• [EXERCISE]: Write every line out verbatim and omit the pictures.

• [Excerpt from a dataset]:
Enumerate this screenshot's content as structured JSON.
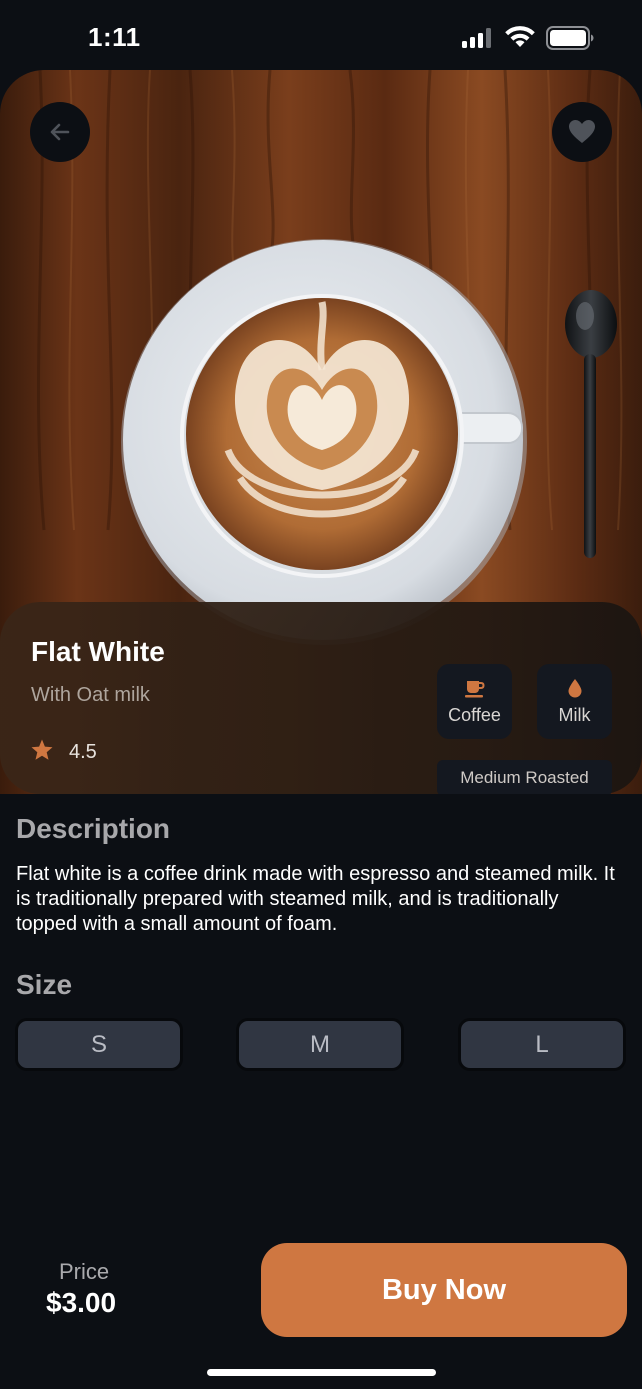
{
  "status_bar": {
    "time": "1:11"
  },
  "hero": {
    "back_icon": "arrow-left-icon",
    "favorite_icon": "heart-icon"
  },
  "product": {
    "name": "Flat White",
    "subtitle": "With Oat milk",
    "rating": "4.5",
    "chips": [
      {
        "label": "Coffee",
        "icon": "coffee-cup-icon"
      },
      {
        "label": "Milk",
        "icon": "milk-drop-icon"
      }
    ],
    "roast": "Medium Roasted"
  },
  "description": {
    "title": "Description",
    "text": "Flat white is a coffee drink made with espresso and steamed milk. It is traditionally prepared with steamed milk, and is traditionally topped with a small amount of foam."
  },
  "size": {
    "title": "Size",
    "options": [
      "S",
      "M",
      "L"
    ]
  },
  "footer": {
    "price_label": "Price",
    "price_value": "$3.00",
    "buy_label": "Buy Now"
  },
  "colors": {
    "accent": "#CF7741",
    "background": "#0C0F14",
    "chip_background": "#141820",
    "size_button": "#303642"
  }
}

• [TASK RESULT]:
Enumerate this screenshot's content as structured JSON.
{
  "status_bar": {
    "time": "1:11"
  },
  "hero": {
    "back_icon": "arrow-left-icon",
    "favorite_icon": "heart-icon"
  },
  "product": {
    "name": "Flat White",
    "subtitle": "With Oat milk",
    "rating": "4.5",
    "chips": [
      {
        "label": "Coffee",
        "icon": "coffee-cup-icon"
      },
      {
        "label": "Milk",
        "icon": "milk-drop-icon"
      }
    ],
    "roast": "Medium Roasted"
  },
  "description": {
    "title": "Description",
    "text": "Flat white is a coffee drink made with espresso and steamed milk. It is traditionally prepared with steamed milk, and is traditionally topped with a small amount of foam."
  },
  "size": {
    "title": "Size",
    "options": [
      "S",
      "M",
      "L"
    ]
  },
  "footer": {
    "price_label": "Price",
    "price_value": "$3.00",
    "buy_label": "Buy Now"
  },
  "colors": {
    "accent": "#CF7741",
    "background": "#0C0F14",
    "chip_background": "#141820",
    "size_button": "#303642"
  }
}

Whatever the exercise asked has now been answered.